**PROVIDED DATA:**

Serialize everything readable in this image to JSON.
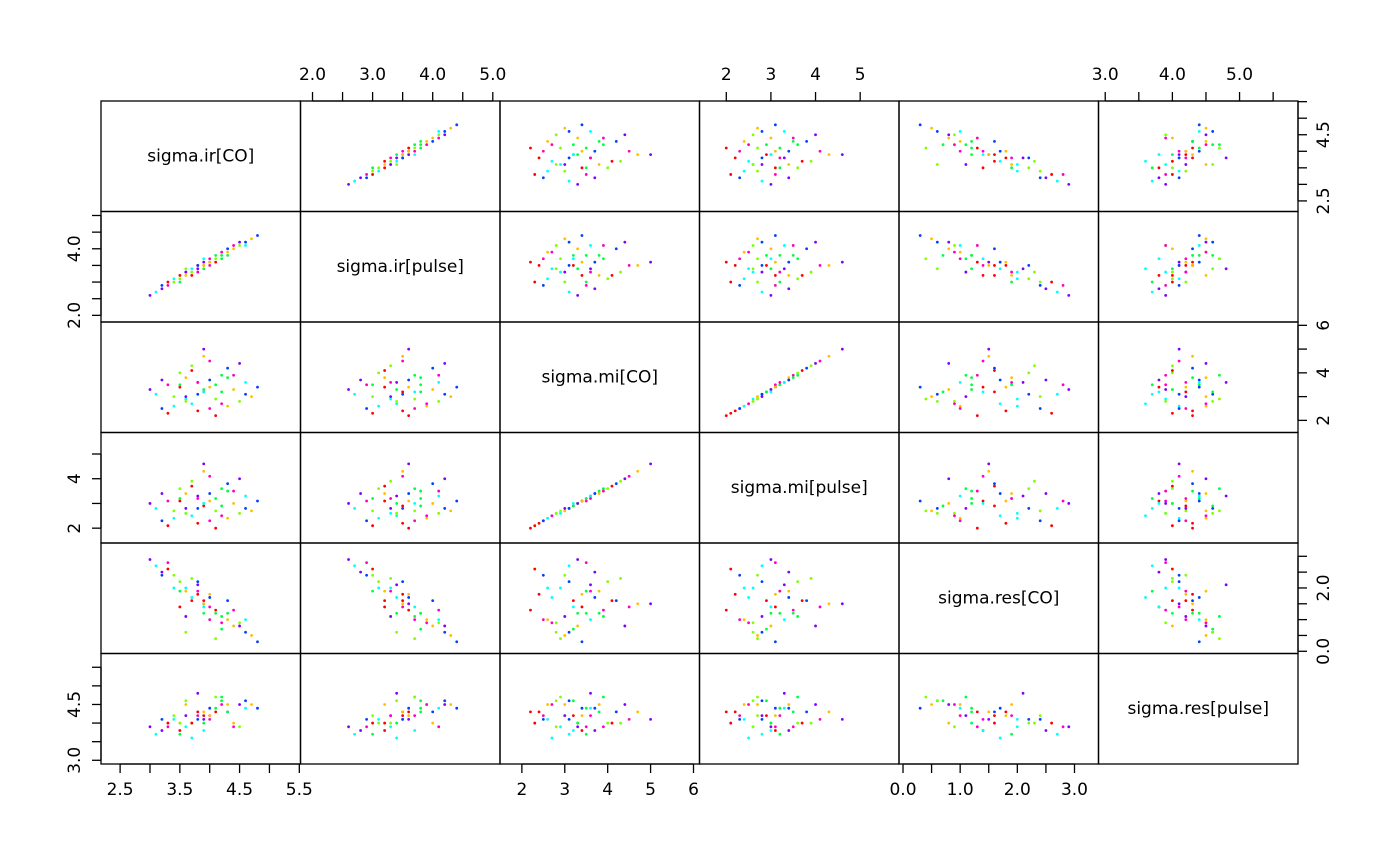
{
  "chart_data": {
    "type": "pairs",
    "variables": [
      {
        "name": "sigma.ir[CO]",
        "lim": [
          2.18,
          5.52
        ],
        "xticks": [
          2.5,
          3.5,
          4.5,
          5.5
        ],
        "xminor": [
          3,
          4,
          5
        ],
        "yticks": [
          2.5,
          4.5
        ],
        "yminor": [
          3,
          3.5,
          4,
          5,
          5.5
        ],
        "samples": [
          3.9,
          4.3,
          3.5,
          4.1,
          3.6,
          4.6,
          3.2,
          4.0,
          3.8,
          4.4,
          3.4,
          4.2,
          3.7,
          4.8,
          3.9,
          3.3,
          4.1,
          3.6,
          4.5,
          3.9,
          3.1,
          4.3,
          3.8,
          4.0,
          3.5,
          4.7,
          3.7,
          4.2,
          3.4,
          4.0,
          3.6,
          4.4,
          3.3,
          3.9,
          4.1,
          3.5,
          4.6,
          3.8,
          3.0,
          4.2,
          3.7,
          4.0,
          3.6,
          4.3,
          3.9,
          3.2,
          4.5,
          3.8
        ]
      },
      {
        "name": "sigma.ir[pulse]",
        "lim": [
          1.8,
          5.12
        ],
        "xticks": [
          {
            "value": 2,
            "label": "2.0"
          },
          {
            "value": 3,
            "label": "3.0"
          },
          {
            "value": 4,
            "label": "4.0"
          },
          {
            "value": 5,
            "label": "5.0"
          }
        ],
        "xminor": [
          2.5,
          3.5,
          4.5
        ],
        "yticks": [
          {
            "value": 2,
            "label": "2.0"
          },
          {
            "value": 4,
            "label": "4.0"
          }
        ],
        "yminor": [
          2.5,
          3,
          3.5,
          4.5,
          5
        ],
        "samples": [
          3.5,
          3.9,
          3.1,
          3.8,
          3.3,
          4.2,
          2.8,
          3.5,
          3.5,
          4.0,
          3.0,
          3.7,
          3.4,
          4.4,
          3.6,
          2.9,
          3.6,
          3.2,
          4.1,
          3.4,
          2.7,
          4.0,
          3.4,
          3.7,
          3.2,
          4.3,
          3.3,
          3.8,
          3.1,
          3.6,
          3.3,
          4.1,
          3.0,
          3.5,
          3.7,
          3.0,
          4.1,
          3.5,
          2.6,
          3.9,
          3.2,
          3.6,
          3.4,
          3.8,
          3.7,
          2.9,
          4.2,
          3.3
        ]
      },
      {
        "name": "sigma.mi[CO]",
        "lim": [
          1.49,
          6.14
        ],
        "xticks": [
          2,
          3,
          4,
          5,
          6
        ],
        "xminor": [],
        "yticks": [
          2,
          4,
          6
        ],
        "yminor": [
          3,
          5
        ],
        "samples": [
          3.2,
          2.6,
          4.0,
          3.5,
          2.9,
          3.1,
          3.7,
          4.5,
          2.4,
          3.3,
          3.0,
          3.9,
          2.7,
          3.4,
          5.0,
          3.5,
          2.2,
          3.8,
          2.8,
          3.3,
          3.1,
          4.2,
          3.6,
          2.5,
          3.4,
          3.0,
          4.3,
          3.2,
          2.6,
          3.7,
          3.0,
          3.9,
          2.3,
          4.7,
          2.9,
          3.5,
          3.6,
          3.1,
          3.3,
          2.7,
          4.1,
          3.4,
          2.8,
          3.8,
          3.2,
          2.5,
          4.4,
          3.6
        ]
      },
      {
        "name": "sigma.mi[pulse]",
        "lim": [
          1.4,
          5.87
        ],
        "xticks": [
          2,
          3,
          4,
          5
        ],
        "xminor": [],
        "yticks": [
          2,
          4
        ],
        "yminor": [
          3,
          5
        ],
        "samples": [
          2.9,
          2.4,
          3.6,
          3.2,
          2.6,
          2.8,
          3.4,
          4.1,
          2.2,
          3.0,
          2.7,
          3.6,
          2.5,
          3.1,
          4.6,
          3.1,
          2.0,
          3.4,
          2.6,
          3.0,
          2.8,
          3.8,
          3.3,
          2.3,
          3.1,
          2.7,
          3.9,
          2.9,
          2.4,
          3.4,
          2.8,
          3.5,
          2.1,
          4.3,
          2.7,
          3.2,
          3.3,
          2.8,
          3.0,
          2.5,
          3.7,
          3.1,
          2.6,
          3.5,
          3.0,
          2.3,
          4.0,
          3.2
        ]
      },
      {
        "name": "sigma.res[CO]",
        "lim": [
          -0.07,
          3.42
        ],
        "xticks": [
          {
            "value": 0,
            "label": "0.0"
          },
          {
            "value": 1,
            "label": "1.0"
          },
          {
            "value": 2,
            "label": "2.0"
          },
          {
            "value": 3,
            "label": "3.0"
          }
        ],
        "xminor": [
          0.5,
          1.5,
          2.5
        ],
        "yticks": [
          {
            "value": 0,
            "label": "0.0"
          },
          {
            "value": 2,
            "label": "2.0"
          }
        ],
        "yminor": [
          0.5,
          1,
          1.5,
          2.5,
          3
        ],
        "samples": [
          1.6,
          1.0,
          2.2,
          1.2,
          2.0,
          0.6,
          2.5,
          1.4,
          1.8,
          0.8,
          2.4,
          1.1,
          1.7,
          0.3,
          1.5,
          2.8,
          1.3,
          1.9,
          0.9,
          1.2,
          2.7,
          1.6,
          2.1,
          1.0,
          1.4,
          0.5,
          2.3,
          0.7,
          2.0,
          1.7,
          1.1,
          1.3,
          2.6,
          1.5,
          0.4,
          1.9,
          1.0,
          2.2,
          2.9,
          0.9,
          1.6,
          1.8,
          0.6,
          1.2,
          1.4,
          2.4,
          0.8,
          1.9
        ]
      },
      {
        "name": "sigma.res[pulse]",
        "lim": [
          2.9,
          5.87
        ],
        "xticks": [
          {
            "value": 3,
            "label": "3.0"
          },
          {
            "value": 4,
            "label": "4.0"
          },
          {
            "value": 5,
            "label": "5.0"
          }
        ],
        "xminor": [
          3.5,
          4.5,
          5.5
        ],
        "yticks": [
          {
            "value": 3,
            "label": "3.0"
          },
          {
            "value": 4.5,
            "label": "4.5"
          }
        ],
        "yminor": [
          3.5,
          4,
          5,
          5.5
        ],
        "samples": [
          4.2,
          4.5,
          4.0,
          4.4,
          3.9,
          4.6,
          3.8,
          4.1,
          4.3,
          4.0,
          4.2,
          4.7,
          3.6,
          4.4,
          4.1,
          3.9,
          4.3,
          4.5,
          3.9,
          4.0,
          3.7,
          4.3,
          4.8,
          4.2,
          3.8,
          4.5,
          4.0,
          4.6,
          4.1,
          4.4,
          4.2,
          3.9,
          4.0,
          4.3,
          4.7,
          3.7,
          4.4,
          4.1,
          3.9,
          4.5,
          4.0,
          4.2,
          4.6,
          4.3,
          3.8,
          4.1,
          4.5,
          4.2
        ]
      }
    ],
    "colors": [
      "#ff0000",
      "#ffbf00",
      "#80ff00",
      "#00ff40",
      "#00ffff",
      "#0040ff",
      "#8000ff",
      "#ff00bf",
      "#ff0000",
      "#ffbf00",
      "#80ff00",
      "#00ff40",
      "#00ffff",
      "#0040ff",
      "#8000ff",
      "#ff00bf",
      "#ff0000",
      "#ffbf00",
      "#80ff00",
      "#00ff40",
      "#00ffff",
      "#0040ff",
      "#8000ff",
      "#ff00bf",
      "#ff0000",
      "#ffbf00",
      "#80ff00",
      "#00ff40",
      "#00ffff",
      "#0040ff",
      "#8000ff",
      "#ff00bf",
      "#ff0000",
      "#ffbf00",
      "#80ff00",
      "#00ff40",
      "#00ffff",
      "#0040ff",
      "#8000ff",
      "#ff00bf",
      "#ff0000",
      "#ffbf00",
      "#80ff00",
      "#00ff40",
      "#00ffff",
      "#0040ff",
      "#8000ff",
      "#ff00bf"
    ]
  }
}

**INSTRUCTION:** Every line in the data above that contains "name" needs to be copied.

**ANSWER BELOW:**
        "name": "sigma.ir[CO]",
        "name": "sigma.ir[pulse]",
        "name": "sigma.mi[CO]",
        "name": "sigma.mi[pulse]",
        "name": "sigma.res[CO]",
        "name": "sigma.res[pulse]",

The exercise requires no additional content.